Task input:

┌──

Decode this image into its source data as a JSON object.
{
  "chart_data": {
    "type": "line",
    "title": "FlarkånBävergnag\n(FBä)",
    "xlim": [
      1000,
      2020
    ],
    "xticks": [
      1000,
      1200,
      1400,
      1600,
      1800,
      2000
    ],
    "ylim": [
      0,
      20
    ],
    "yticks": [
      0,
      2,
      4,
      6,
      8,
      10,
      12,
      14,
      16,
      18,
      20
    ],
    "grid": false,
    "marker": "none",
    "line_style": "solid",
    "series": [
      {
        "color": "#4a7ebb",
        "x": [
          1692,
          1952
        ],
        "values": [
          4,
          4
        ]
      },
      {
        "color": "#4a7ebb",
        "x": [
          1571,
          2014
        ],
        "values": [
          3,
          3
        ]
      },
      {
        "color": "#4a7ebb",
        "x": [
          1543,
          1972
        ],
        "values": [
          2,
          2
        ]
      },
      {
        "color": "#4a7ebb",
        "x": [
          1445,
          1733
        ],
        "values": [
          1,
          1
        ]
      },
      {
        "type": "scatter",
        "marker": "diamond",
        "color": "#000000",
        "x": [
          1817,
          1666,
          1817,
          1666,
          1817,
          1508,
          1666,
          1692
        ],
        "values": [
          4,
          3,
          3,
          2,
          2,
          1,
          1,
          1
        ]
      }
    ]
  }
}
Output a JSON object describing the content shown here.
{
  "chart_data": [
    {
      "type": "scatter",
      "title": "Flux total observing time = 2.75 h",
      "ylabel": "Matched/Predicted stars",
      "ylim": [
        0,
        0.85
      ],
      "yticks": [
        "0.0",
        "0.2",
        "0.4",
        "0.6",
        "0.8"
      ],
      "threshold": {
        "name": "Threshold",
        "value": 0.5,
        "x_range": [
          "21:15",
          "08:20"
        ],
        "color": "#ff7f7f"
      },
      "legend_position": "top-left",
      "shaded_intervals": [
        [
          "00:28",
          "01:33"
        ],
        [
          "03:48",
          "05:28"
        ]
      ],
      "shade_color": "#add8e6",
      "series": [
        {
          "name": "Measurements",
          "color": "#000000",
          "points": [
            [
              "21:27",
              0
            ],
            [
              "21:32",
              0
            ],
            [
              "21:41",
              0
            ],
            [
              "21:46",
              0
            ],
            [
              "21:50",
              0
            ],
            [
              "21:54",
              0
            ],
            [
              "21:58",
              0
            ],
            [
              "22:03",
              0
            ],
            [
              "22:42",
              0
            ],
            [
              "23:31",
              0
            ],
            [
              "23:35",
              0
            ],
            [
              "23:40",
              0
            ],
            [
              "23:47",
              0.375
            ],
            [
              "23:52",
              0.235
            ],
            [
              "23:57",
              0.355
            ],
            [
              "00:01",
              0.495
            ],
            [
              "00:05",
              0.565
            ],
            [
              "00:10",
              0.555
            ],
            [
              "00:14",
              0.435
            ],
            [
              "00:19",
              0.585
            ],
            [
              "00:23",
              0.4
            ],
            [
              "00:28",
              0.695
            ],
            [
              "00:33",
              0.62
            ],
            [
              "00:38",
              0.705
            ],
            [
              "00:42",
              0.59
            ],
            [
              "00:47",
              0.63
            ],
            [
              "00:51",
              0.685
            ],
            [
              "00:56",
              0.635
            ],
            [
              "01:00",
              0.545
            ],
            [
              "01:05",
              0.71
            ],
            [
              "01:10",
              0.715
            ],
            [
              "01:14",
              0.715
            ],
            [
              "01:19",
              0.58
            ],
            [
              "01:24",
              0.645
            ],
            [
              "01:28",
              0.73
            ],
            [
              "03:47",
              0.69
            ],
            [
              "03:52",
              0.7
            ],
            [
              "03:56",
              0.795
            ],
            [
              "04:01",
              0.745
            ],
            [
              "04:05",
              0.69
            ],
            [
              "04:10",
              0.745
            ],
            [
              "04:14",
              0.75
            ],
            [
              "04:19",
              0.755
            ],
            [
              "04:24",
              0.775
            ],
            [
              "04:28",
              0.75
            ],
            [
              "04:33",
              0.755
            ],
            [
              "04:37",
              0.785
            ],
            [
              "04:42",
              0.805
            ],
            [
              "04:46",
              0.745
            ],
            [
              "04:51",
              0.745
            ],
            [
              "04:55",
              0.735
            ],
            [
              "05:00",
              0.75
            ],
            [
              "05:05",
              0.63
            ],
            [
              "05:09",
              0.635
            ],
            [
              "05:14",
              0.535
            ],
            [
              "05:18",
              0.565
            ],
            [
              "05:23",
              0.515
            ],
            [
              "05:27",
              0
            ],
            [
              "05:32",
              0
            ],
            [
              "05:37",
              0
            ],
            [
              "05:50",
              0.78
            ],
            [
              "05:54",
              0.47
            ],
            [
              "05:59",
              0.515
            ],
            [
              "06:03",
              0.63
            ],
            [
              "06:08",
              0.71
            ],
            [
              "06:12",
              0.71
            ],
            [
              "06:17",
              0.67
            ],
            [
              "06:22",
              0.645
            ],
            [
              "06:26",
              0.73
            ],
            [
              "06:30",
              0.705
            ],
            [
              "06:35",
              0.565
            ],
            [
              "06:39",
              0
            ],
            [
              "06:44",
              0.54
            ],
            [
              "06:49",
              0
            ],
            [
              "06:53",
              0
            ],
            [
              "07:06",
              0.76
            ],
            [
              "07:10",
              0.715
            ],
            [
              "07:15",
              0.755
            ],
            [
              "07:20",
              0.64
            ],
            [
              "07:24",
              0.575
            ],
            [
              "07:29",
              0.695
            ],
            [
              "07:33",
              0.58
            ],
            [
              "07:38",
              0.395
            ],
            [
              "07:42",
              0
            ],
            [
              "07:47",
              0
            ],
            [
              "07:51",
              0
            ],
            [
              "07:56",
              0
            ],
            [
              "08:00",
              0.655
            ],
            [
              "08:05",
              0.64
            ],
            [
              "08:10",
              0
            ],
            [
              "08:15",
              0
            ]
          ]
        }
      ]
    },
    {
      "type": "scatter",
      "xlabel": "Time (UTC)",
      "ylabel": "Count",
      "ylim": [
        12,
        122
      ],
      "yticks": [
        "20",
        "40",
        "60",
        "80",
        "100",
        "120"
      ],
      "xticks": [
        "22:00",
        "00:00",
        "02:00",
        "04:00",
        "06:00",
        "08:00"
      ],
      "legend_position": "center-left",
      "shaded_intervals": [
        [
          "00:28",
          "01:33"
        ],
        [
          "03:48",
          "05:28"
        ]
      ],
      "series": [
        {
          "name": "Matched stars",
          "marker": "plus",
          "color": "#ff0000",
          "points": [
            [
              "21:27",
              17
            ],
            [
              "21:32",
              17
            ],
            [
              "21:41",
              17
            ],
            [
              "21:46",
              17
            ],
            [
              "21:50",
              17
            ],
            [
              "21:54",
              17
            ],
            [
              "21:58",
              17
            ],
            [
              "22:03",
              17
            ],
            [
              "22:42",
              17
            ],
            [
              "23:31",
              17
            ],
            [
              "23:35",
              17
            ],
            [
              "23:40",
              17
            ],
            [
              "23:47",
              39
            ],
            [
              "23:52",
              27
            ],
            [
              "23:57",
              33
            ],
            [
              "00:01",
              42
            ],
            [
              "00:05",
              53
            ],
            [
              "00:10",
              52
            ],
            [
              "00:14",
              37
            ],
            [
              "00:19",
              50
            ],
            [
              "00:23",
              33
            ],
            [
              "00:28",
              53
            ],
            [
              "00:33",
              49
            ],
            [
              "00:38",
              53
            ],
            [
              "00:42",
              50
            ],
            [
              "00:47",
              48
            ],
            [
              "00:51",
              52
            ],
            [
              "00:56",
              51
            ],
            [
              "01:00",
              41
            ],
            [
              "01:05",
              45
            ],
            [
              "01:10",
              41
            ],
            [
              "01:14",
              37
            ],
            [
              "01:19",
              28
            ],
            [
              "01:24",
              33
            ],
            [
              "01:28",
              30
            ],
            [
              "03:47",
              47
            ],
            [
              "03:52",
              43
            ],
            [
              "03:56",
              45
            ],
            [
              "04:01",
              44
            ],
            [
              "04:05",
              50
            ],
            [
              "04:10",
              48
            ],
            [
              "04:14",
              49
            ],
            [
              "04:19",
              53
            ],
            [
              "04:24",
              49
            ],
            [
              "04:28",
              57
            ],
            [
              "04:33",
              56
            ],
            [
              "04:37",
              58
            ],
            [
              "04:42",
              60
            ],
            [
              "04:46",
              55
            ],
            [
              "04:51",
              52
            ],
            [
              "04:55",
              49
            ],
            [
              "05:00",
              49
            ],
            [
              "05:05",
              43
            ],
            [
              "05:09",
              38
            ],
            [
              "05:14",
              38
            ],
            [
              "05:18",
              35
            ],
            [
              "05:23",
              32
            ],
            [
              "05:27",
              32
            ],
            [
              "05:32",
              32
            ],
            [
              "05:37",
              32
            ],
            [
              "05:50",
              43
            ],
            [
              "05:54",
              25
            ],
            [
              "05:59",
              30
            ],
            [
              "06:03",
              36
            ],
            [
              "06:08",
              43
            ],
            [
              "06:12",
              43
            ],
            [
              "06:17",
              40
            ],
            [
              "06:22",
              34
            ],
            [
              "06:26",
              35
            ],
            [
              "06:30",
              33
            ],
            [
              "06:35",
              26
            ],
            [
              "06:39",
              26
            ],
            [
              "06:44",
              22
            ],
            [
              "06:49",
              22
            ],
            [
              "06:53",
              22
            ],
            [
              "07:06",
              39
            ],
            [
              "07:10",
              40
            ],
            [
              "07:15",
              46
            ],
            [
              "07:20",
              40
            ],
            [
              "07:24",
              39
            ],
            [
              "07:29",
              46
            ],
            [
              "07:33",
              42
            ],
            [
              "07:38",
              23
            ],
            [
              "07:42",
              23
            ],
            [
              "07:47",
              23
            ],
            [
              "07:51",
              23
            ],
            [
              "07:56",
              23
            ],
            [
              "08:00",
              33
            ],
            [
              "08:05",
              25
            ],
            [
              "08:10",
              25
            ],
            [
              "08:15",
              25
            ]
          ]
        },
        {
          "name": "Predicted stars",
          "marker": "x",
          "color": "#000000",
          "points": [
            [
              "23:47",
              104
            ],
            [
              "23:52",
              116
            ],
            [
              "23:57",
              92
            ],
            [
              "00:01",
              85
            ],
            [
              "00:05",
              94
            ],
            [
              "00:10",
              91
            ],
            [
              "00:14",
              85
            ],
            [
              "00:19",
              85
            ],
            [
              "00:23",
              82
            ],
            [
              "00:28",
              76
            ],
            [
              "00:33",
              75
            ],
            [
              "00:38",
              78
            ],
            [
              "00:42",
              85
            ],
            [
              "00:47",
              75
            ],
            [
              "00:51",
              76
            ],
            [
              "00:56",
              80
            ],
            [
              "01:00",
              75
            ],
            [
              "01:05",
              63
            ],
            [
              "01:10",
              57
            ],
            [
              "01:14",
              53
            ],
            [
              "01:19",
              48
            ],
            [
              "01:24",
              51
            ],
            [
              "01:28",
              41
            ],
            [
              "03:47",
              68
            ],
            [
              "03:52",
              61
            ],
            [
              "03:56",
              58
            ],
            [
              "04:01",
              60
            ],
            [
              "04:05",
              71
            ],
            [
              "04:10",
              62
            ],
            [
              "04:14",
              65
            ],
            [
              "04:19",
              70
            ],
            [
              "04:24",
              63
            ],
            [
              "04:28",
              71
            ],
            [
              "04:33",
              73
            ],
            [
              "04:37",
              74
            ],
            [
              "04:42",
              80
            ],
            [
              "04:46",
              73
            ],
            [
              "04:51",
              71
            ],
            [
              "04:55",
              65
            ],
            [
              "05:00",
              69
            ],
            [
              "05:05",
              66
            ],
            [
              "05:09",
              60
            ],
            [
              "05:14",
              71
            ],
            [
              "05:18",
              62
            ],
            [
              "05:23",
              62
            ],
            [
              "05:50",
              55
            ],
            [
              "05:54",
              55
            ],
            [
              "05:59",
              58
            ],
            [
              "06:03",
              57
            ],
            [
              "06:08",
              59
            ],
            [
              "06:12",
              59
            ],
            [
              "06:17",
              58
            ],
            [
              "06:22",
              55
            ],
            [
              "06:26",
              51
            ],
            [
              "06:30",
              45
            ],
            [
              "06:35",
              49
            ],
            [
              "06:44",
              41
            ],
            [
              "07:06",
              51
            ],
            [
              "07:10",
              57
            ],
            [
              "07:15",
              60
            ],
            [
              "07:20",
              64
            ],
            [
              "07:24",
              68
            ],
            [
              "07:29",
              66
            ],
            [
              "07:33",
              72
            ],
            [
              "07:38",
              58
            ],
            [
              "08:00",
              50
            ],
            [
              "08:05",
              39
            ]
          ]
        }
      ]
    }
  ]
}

└──

What is expected: Work out how many lines of the listing above include the word "Predicted". Report only the number.

In response: 2